TASK PROMPT -
Say how many lines in the records include the string "Sanatçıların", adding no other words.
### DATA PROVIDED ###
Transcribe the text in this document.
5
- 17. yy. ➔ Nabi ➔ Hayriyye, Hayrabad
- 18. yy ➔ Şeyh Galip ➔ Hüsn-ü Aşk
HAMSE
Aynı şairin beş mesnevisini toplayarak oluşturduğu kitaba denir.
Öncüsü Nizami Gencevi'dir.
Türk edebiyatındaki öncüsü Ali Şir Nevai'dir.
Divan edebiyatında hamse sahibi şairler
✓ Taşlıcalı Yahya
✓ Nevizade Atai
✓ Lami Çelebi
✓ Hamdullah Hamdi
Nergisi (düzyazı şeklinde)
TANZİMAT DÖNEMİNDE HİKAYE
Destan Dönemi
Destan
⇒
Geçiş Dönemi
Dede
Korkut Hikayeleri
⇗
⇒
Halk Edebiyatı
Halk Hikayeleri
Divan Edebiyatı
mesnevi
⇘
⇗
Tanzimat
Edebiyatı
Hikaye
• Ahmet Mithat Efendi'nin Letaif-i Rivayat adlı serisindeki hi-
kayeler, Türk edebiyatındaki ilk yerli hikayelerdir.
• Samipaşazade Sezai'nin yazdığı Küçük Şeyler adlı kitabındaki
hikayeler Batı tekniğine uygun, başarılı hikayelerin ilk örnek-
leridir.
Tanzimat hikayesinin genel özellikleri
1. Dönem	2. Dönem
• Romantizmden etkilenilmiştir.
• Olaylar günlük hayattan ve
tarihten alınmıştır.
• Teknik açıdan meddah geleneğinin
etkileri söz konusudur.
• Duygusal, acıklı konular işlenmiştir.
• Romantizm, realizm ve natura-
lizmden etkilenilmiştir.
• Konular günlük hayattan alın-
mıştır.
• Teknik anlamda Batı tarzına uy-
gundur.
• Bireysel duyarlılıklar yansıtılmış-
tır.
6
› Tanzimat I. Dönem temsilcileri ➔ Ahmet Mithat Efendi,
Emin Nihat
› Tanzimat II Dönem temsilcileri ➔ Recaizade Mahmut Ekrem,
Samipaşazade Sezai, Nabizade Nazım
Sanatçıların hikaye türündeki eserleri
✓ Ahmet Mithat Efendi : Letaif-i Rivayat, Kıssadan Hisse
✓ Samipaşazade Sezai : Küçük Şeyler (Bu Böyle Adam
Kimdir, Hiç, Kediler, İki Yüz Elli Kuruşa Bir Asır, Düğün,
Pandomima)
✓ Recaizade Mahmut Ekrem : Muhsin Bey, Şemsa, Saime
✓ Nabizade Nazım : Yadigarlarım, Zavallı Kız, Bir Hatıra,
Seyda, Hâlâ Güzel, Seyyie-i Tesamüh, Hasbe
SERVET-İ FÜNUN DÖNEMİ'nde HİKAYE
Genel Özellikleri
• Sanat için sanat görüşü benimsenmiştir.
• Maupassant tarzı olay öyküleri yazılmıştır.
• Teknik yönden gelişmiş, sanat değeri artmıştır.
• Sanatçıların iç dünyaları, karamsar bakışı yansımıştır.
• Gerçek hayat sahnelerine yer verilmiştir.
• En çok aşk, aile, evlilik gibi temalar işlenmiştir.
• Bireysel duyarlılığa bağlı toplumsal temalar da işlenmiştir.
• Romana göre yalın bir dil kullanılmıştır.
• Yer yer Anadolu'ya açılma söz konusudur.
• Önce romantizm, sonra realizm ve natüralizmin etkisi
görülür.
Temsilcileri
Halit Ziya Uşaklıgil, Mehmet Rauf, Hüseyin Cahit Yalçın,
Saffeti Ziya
###
THE SOLUTION -
2